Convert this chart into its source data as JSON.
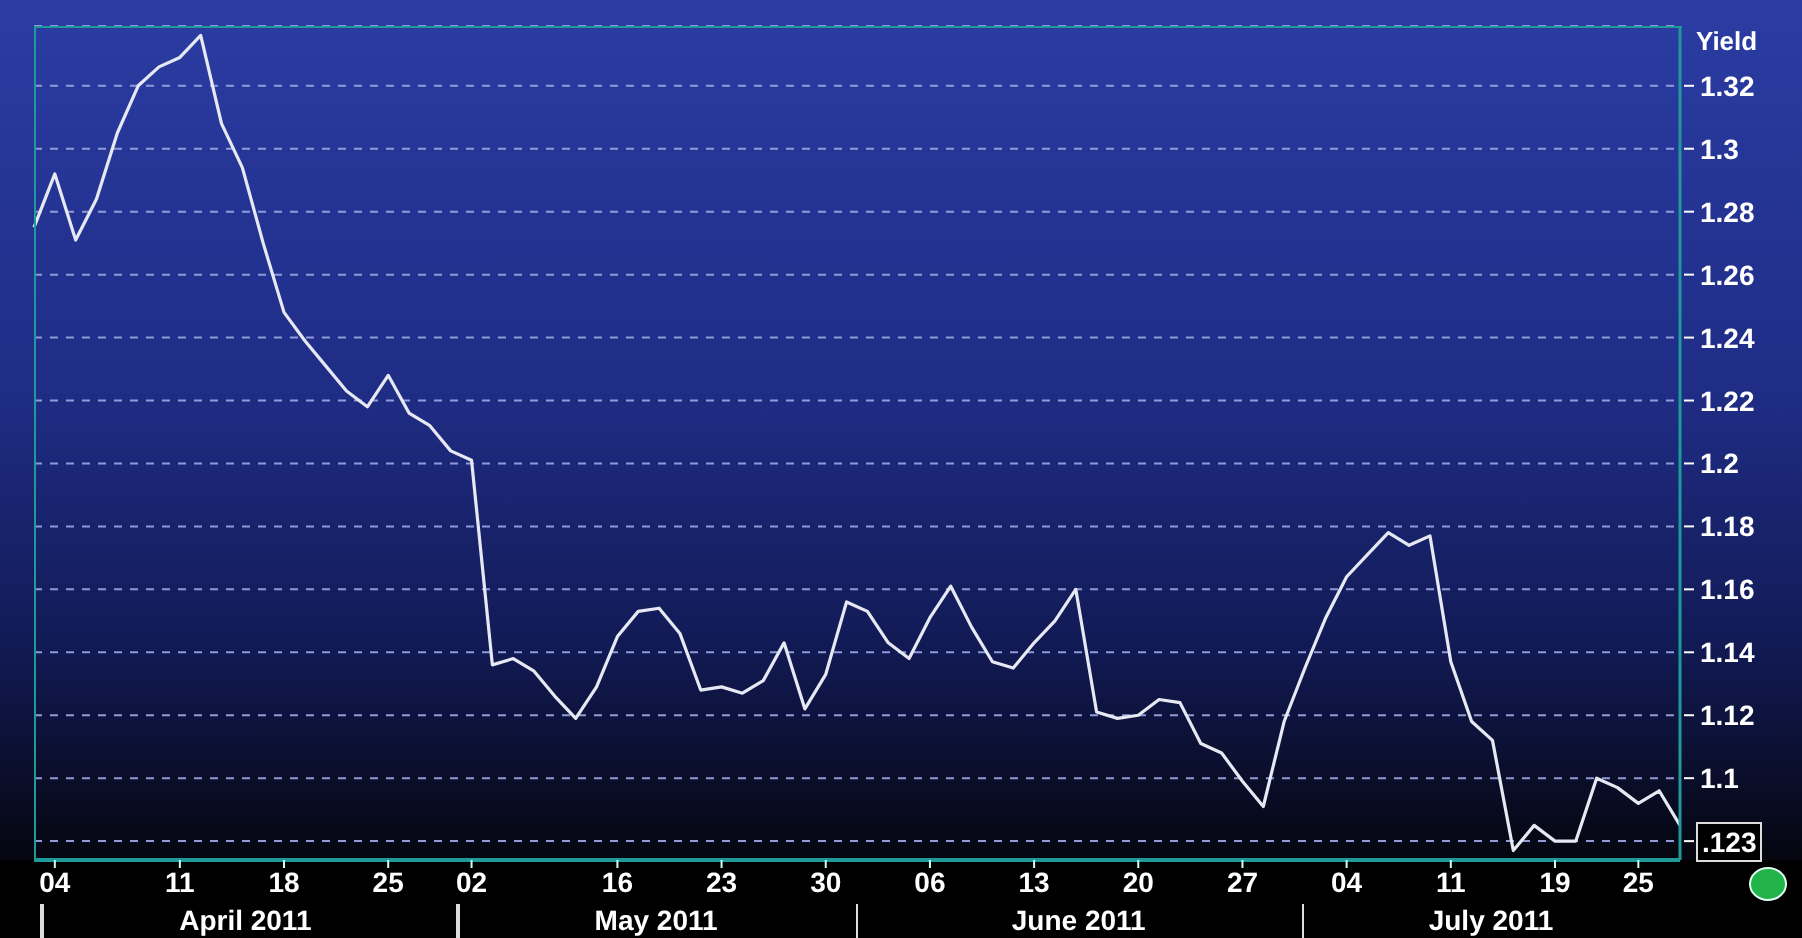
{
  "chart_data": {
    "type": "line",
    "ylabel": "Yield",
    "categories": [
      null,
      "04",
      null,
      null,
      null,
      null,
      null,
      "11",
      null,
      null,
      null,
      null,
      "18",
      null,
      null,
      null,
      null,
      "25",
      null,
      null,
      null,
      "02",
      null,
      null,
      null,
      null,
      null,
      null,
      "16",
      null,
      null,
      null,
      null,
      "23",
      null,
      null,
      null,
      null,
      "30",
      null,
      null,
      null,
      null,
      "06",
      null,
      null,
      null,
      null,
      "13",
      null,
      null,
      null,
      null,
      "20",
      null,
      null,
      null,
      null,
      "27",
      null,
      null,
      null,
      null,
      "04",
      null,
      null,
      null,
      null,
      "11",
      null,
      null,
      null,
      null,
      "19",
      null,
      null,
      null,
      "25",
      null,
      null
    ],
    "series": [
      {
        "color": "#e6e8f2",
        "values": [
          1.275,
          1.292,
          1.271,
          1.284,
          1.305,
          1.32,
          1.326,
          1.329,
          1.336,
          1.308,
          1.294,
          1.27,
          1.248,
          1.239,
          1.231,
          1.223,
          1.218,
          1.228,
          1.216,
          1.212,
          1.204,
          1.201,
          1.136,
          1.138,
          1.134,
          1.126,
          1.119,
          1.129,
          1.145,
          1.153,
          1.154,
          1.146,
          1.128,
          1.129,
          1.127,
          1.131,
          1.143,
          1.122,
          1.133,
          1.156,
          1.153,
          1.143,
          1.138,
          1.151,
          1.161,
          1.148,
          1.137,
          1.135,
          1.143,
          1.15,
          1.16,
          1.121,
          1.119,
          1.12,
          1.125,
          1.124,
          1.111,
          1.108,
          1.099,
          1.091,
          1.118,
          1.135,
          1.151,
          1.164,
          1.171,
          1.178,
          1.174,
          1.177,
          1.137,
          1.118,
          1.112,
          1.077,
          1.085,
          1.08,
          1.08,
          1.1,
          1.097,
          1.092,
          1.096,
          1.085
        ]
      }
    ],
    "ylim": [
      1.074,
      1.339
    ],
    "yticks": [
      {
        "value": 1.08,
        "label": null
      },
      1.1,
      1.12,
      1.14,
      1.16,
      1.18,
      1.2,
      1.22,
      1.24,
      1.26,
      1.28,
      1.3,
      1.32
    ],
    "grid": "y",
    "marker": "none",
    "line_style": "solid",
    "annotations": [
      "April 2011",
      "May 2011",
      "June 2011",
      "July 2011",
      ".123"
    ]
  }
}
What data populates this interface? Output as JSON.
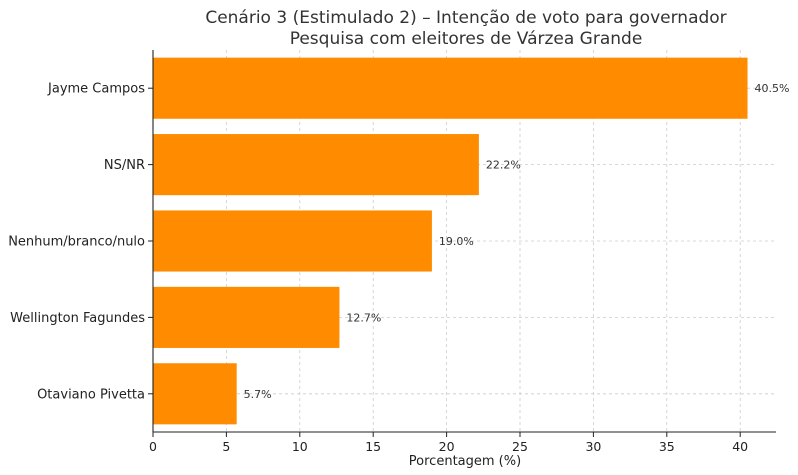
{
  "chart_data": {
    "type": "bar",
    "orientation": "horizontal",
    "title": "Cenário 3 (Estimulado 2) – Intenção de voto para governador",
    "subtitle": "Pesquisa com eleitores de Várzea Grande",
    "xlabel": "Porcentagem (%)",
    "ylabel": "",
    "categories": [
      "Jayme Campos",
      "NS/NR",
      "Nenhum/branco/nulo",
      "Wellington Fagundes",
      "Otaviano Pivetta"
    ],
    "values": [
      40.5,
      22.2,
      19.0,
      12.7,
      5.7
    ],
    "data_labels": [
      "40.5%",
      "22.2%",
      "19.0%",
      "12.7%",
      "5.7%"
    ],
    "xlim": [
      0,
      42.5
    ],
    "xticks": [
      0,
      5,
      10,
      15,
      20,
      25,
      30,
      35,
      40
    ],
    "grid": true,
    "bar_color": "#ff8c00",
    "grid_color": "#cccccc"
  }
}
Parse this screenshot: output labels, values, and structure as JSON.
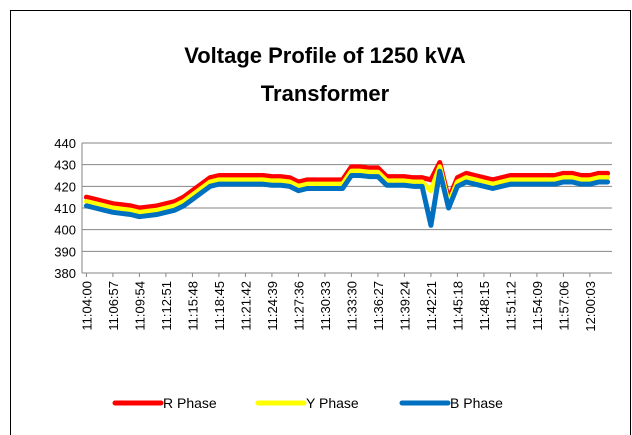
{
  "chart_data": {
    "type": "line",
    "title": [
      "Voltage Profile of 1250 kVA",
      "Transformer"
    ],
    "categories": [
      "11:04:00",
      null,
      null,
      "11:06:57",
      null,
      null,
      "11:09:54",
      null,
      null,
      "11:12:51",
      null,
      null,
      "11:15:48",
      null,
      null,
      "11:18:45",
      null,
      null,
      "11:21:42",
      null,
      null,
      "11:24:39",
      null,
      null,
      "11:27:36",
      null,
      null,
      "11:30:33",
      null,
      null,
      "11:33:30",
      null,
      null,
      "11:36:27",
      null,
      null,
      "11:39:24",
      null,
      null,
      "11:42:21",
      null,
      null,
      "11:45:18",
      null,
      null,
      "11:48:15",
      null,
      null,
      "11:51:12",
      null,
      null,
      "11:54:09",
      null,
      null,
      "11:57:06",
      null,
      null,
      "12:00:03",
      null,
      null
    ],
    "series": [
      {
        "name": "R Phase",
        "color": "#ff0000",
        "values": [
          415,
          414,
          413,
          412,
          411.5,
          411,
          410,
          410.5,
          411,
          412,
          413,
          415,
          418,
          421,
          424,
          425,
          425,
          425,
          425,
          425,
          425,
          424.5,
          424.5,
          424,
          422,
          423,
          423,
          423,
          423,
          423,
          429,
          429,
          428.5,
          428.5,
          424.5,
          424.5,
          424.5,
          424,
          424,
          423,
          431,
          414,
          424,
          426,
          425,
          424,
          423,
          424,
          425,
          425,
          425,
          425,
          425,
          425,
          426,
          426,
          425,
          425,
          426,
          426
        ]
      },
      {
        "name": "Y Phase",
        "color": "#ffff00",
        "values": [
          413,
          412,
          411,
          410,
          409.5,
          409,
          408,
          408.5,
          409,
          410,
          411,
          413,
          416,
          419,
          422,
          423,
          423,
          423,
          423,
          423,
          423,
          422.5,
          422.5,
          422,
          420,
          421,
          421,
          421,
          421,
          421,
          427,
          427,
          426.5,
          426.5,
          422.5,
          422.5,
          422.5,
          422,
          422,
          418,
          429,
          412,
          422,
          424,
          423,
          422,
          421,
          422,
          423,
          423,
          423,
          423,
          423,
          423,
          424,
          424,
          423,
          423,
          424,
          424
        ]
      },
      {
        "name": "B Phase",
        "color": "#0070c0",
        "values": [
          411,
          410,
          409,
          408,
          407.5,
          407,
          406,
          406.5,
          407,
          408,
          409,
          411,
          414,
          417,
          420,
          421,
          421,
          421,
          421,
          421,
          421,
          420.5,
          420.5,
          420,
          418,
          419,
          419,
          419,
          419,
          419,
          425,
          425,
          424.5,
          424.5,
          420.5,
          420.5,
          420.5,
          420,
          420,
          402,
          427,
          410,
          420,
          422,
          421,
          420,
          419,
          420,
          421,
          421,
          421,
          421,
          421,
          421,
          422,
          422,
          421,
          421,
          422,
          422
        ]
      }
    ],
    "ylim": [
      380,
      440
    ],
    "yticks": [
      380,
      390,
      400,
      410,
      420,
      430,
      440
    ],
    "grid": true,
    "legend": "bottom"
  }
}
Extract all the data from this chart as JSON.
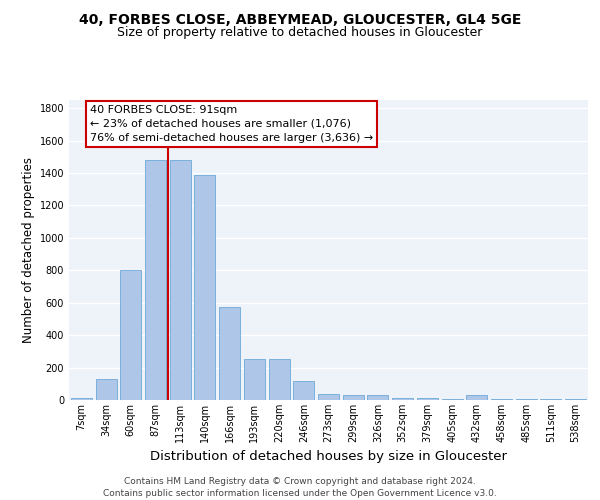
{
  "title_line1": "40, FORBES CLOSE, ABBEYMEAD, GLOUCESTER, GL4 5GE",
  "title_line2": "Size of property relative to detached houses in Gloucester",
  "xlabel": "Distribution of detached houses by size in Gloucester",
  "ylabel": "Number of detached properties",
  "categories": [
    "7sqm",
    "34sqm",
    "60sqm",
    "87sqm",
    "113sqm",
    "140sqm",
    "166sqm",
    "193sqm",
    "220sqm",
    "246sqm",
    "273sqm",
    "299sqm",
    "326sqm",
    "352sqm",
    "379sqm",
    "405sqm",
    "432sqm",
    "458sqm",
    "485sqm",
    "511sqm",
    "538sqm"
  ],
  "values": [
    10,
    130,
    800,
    1480,
    1480,
    1390,
    575,
    250,
    250,
    120,
    35,
    30,
    30,
    15,
    10,
    5,
    30,
    5,
    5,
    5,
    5
  ],
  "bar_color": "#aec6e8",
  "bar_edgecolor": "#5a9fd4",
  "red_line_label": "40 FORBES CLOSE: 91sqm",
  "annotation_line1": "← 23% of detached houses are smaller (1,076)",
  "annotation_line2": "76% of semi-detached houses are larger (3,636) →",
  "annotation_box_color": "#ffffff",
  "annotation_box_edgecolor": "#cc0000",
  "red_line_color": "#cc0000",
  "ylim": [
    0,
    1850
  ],
  "yticks": [
    0,
    200,
    400,
    600,
    800,
    1000,
    1200,
    1400,
    1600,
    1800
  ],
  "background_color": "#eef2f9",
  "grid_color": "#ffffff",
  "footer_line1": "Contains HM Land Registry data © Crown copyright and database right 2024.",
  "footer_line2": "Contains public sector information licensed under the Open Government Licence v3.0.",
  "title_fontsize": 10,
  "subtitle_fontsize": 9,
  "xlabel_fontsize": 9.5,
  "ylabel_fontsize": 8.5,
  "tick_fontsize": 7,
  "footer_fontsize": 6.5,
  "annotation_fontsize": 8
}
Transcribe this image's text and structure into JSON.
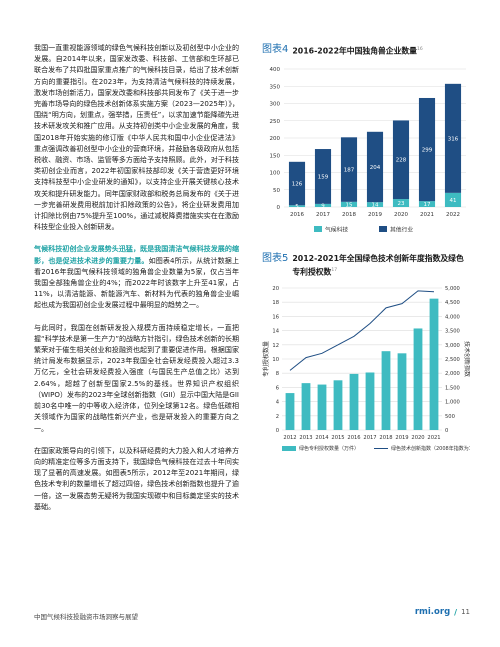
{
  "body_paragraphs": [
    "我国一直重视能源领域的绿色气候科技创新以及初创型中小企业的发展。自2014年以来，国家发改委、科技部、工信部和生环部已联合发布了共四批国家重点推广的气候科技目录，给出了技术创新方向的重要指引。在2023年，为支持清洁气候科技的持续发展，激发市场创新活力，国家发改委和科技部共同发布了《关于进一步完善市场导向的绿色技术创新体系实施方案（2023—2025年）》，围绕“明方向，划重点，强举措，压责任”，以求加速节能降碳先进技术研发攻关和推广应用。从支持初创类中小企业发展的角度，我国2018年开始实施的修订版《中华人民共和国中小企业促进法》重点强调改善初创型中小企业的营商环境，并鼓励各级政府从包括税收、融资、市场、监管等多方面给予支持照顾。此外，对于科技类初创企业而言，2022年初国家科技部印发《关于营造更好环境支持科技型中小企业研发的通知》，以支持企业开展关键核心技术攻关和提升研发能力。同年国家财政部和税务总局发布的《关于进一步完善研发费用税前加计扣除政策的公告》，将企业研发费用加计扣除比例由75%提升至100%，通过减税降费措施实实在在激励科技型企业投入创新研发。",
    "气候科技初创企业发展势头迅猛，既是我国清洁气候科技发展的缩影，也是促进技术进步的重要力量。",
    "如图表4所示，从统计数据上看2016年我国气候科技领域的独角兽企业数量为5家，仅占当年我国全部独角兽企业的4%；而2022年时该数字上升至41家，占11%，以清洁能源、新能源汽车、新材料为代表的独角兽企业崛起也成为我国初创企业发展过程中最明显的趋势之一。",
    "与此同时，我国在创新研发投入规模方面持续稳定增长，一直把握“科学技术是第一生产力”的战略方针指引，绿色技术创新的长期繁荣对于催生相关创业和投融资也起到了重要促进作用。根据国家统计局发布数据显示，2023年我国全社会研发经费投入超过3.3万亿元，全社会研发经费投入强度（与国民生产总值之比）达到2.64%，超越了创新型国家2.5%的基线。世界知识产权组织（WIPO）发布的2023年全球创新指数（GII）显示中国大陆是GII前30名中唯一的中等收入经济体，位列全球第12名。绿色低碳相关领域作为国家的战略性新兴产业，也是研发投入的重要方向之一。",
    "在国家政策导向的引领下，以及科研经费的大力投入和人才培养方向的精准定位等多方面支持下，我国绿色气候科技在过去十年间实现了显著的高速发展。如图表5所示，2012年至2021年期间，绿色技术专利的数量增长了超过四倍，绿色技术创新指数也提升了逾一倍，这一发展态势无疑将为我国实现碳中和目标奠定坚实的技术基础。"
  ],
  "footer": {
    "left": "中国气候科技投融资市场洞察与展望",
    "brand": "rmi.org",
    "sep": "/",
    "page": "11"
  },
  "figure4": {
    "num": "图表4",
    "title": "2016-2022年中国独角兽企业数量",
    "sup": "16"
  },
  "figure5": {
    "num": "图表5",
    "title": "2012-2021年全国绿色技术创新年度指数及绿色专利授权数",
    "sup": "17"
  },
  "chart_data": [
    {
      "type": "bar",
      "stacked": true,
      "categories": [
        "2016",
        "2017",
        "2018",
        "2019",
        "2020",
        "2021",
        "2022"
      ],
      "series": [
        {
          "name": "气候科技",
          "values": [
            5,
            9,
            15,
            14,
            23,
            17,
            41
          ],
          "color": "#3ebbc1"
        },
        {
          "name": "其他行业",
          "values": [
            126,
            159,
            187,
            204,
            228,
            299,
            316
          ],
          "color": "#1f4e84"
        }
      ],
      "ylim": [
        0,
        400
      ],
      "yticks": [
        0,
        50,
        100,
        150,
        200,
        250,
        300,
        350,
        400
      ],
      "grid": true,
      "legend": "bottom"
    },
    {
      "type": "bar+line",
      "categories": [
        "2012",
        "2013",
        "2014",
        "2015",
        "2016",
        "2017",
        "2018",
        "2019",
        "2020",
        "2021"
      ],
      "bars": {
        "name": "绿色专利授权数量（万件）",
        "values": [
          5.2,
          6.6,
          6.4,
          7.0,
          7.9,
          8.1,
          11.1,
          10.8,
          14.3,
          18.5
        ],
        "color": "#3ebbc1"
      },
      "line": {
        "name": "绿色技术创新指数（2008年指数为1000）",
        "values": [
          2100,
          2550,
          2700,
          3000,
          3300,
          3750,
          4300,
          4450,
          4900,
          4870
        ],
        "color": "#1f4e84"
      },
      "ylabel": "专利授权数量",
      "y2label": "技术创新指数",
      "ylim": [
        0,
        20
      ],
      "yticks": [
        0,
        2,
        4,
        6,
        8,
        10,
        12,
        14,
        16,
        18,
        20
      ],
      "y2lim": [
        0,
        5000
      ],
      "y2ticks": [
        "0",
        "500",
        "1,000",
        "1,500",
        "2,000",
        "2,500",
        "3,000",
        "3,500",
        "4,000",
        "4,500",
        "5,000"
      ],
      "grid": true,
      "legend": "bottom"
    }
  ]
}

* [What you will do]
From the listing above, copy every line that holds the string "CLOSE".

* [Expected answer]
  "title_line1": "40, FORBES CLOSE, ABBEYMEAD, GLOUCESTER, GL4 5GE",
  "red_line_label": "40 FORBES CLOSE: 91sqm",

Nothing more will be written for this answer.